* _Supplied material_
******

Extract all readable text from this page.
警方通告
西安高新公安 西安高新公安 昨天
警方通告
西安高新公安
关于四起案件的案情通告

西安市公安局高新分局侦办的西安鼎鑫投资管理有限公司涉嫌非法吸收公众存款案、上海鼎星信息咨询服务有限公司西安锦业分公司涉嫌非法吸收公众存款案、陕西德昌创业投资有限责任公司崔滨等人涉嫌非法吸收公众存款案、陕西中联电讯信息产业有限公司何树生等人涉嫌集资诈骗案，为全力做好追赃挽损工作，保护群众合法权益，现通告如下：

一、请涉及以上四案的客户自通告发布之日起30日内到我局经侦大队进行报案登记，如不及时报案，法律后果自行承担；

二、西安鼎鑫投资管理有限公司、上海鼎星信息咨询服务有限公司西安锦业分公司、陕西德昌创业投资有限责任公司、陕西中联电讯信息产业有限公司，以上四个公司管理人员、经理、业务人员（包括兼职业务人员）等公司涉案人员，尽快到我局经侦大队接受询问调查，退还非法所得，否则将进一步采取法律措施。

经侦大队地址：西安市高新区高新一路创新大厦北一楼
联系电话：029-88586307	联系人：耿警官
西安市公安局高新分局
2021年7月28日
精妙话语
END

******

* _What you are asked to do_
Go through the listing and print each line exactly as it appears.

* _Result_
Extract all readable text from this page.
警方通告
西安高新公安 西安高新公安 昨天
警方通告
西安高新公安
关于四起案件的案情通告

西安市公安局高新分局侦办的西安鼎鑫投资管理有限公司涉嫌非法吸收公众存款案、上海鼎星信息咨询服务有限公司西安锦业分公司涉嫌非法吸收公众存款案、陕西德昌创业投资有限责任公司崔滨等人涉嫌非法吸收公众存款案、陕西中联电讯信息产业有限公司何树生等人涉嫌集资诈骗案，为全力做好追赃挽损工作，保护群众合法权益，现通告如下：

一、请涉及以上四案的客户自通告发布之日起30日内到我局经侦大队进行报案登记，如不及时报案，法律后果自行承担；

二、西安鼎鑫投资管理有限公司、上海鼎星信息咨询服务有限公司西安锦业分公司、陕西德昌创业投资有限责任公司、陕西中联电讯信息产业有限公司，以上四个公司管理人员、经理、业务人员（包括兼职业务人员）等公司涉案人员，尽快到我局经侦大队接受询问调查，退还非法所得，否则将进一步采取法律措施。

经侦大队地址：西安市高新区高新一路创新大厦北一楼
联系电话：029-88586307	联系人：耿警官
西安市公安局高新分局
2021年7月28日
精妙话语
END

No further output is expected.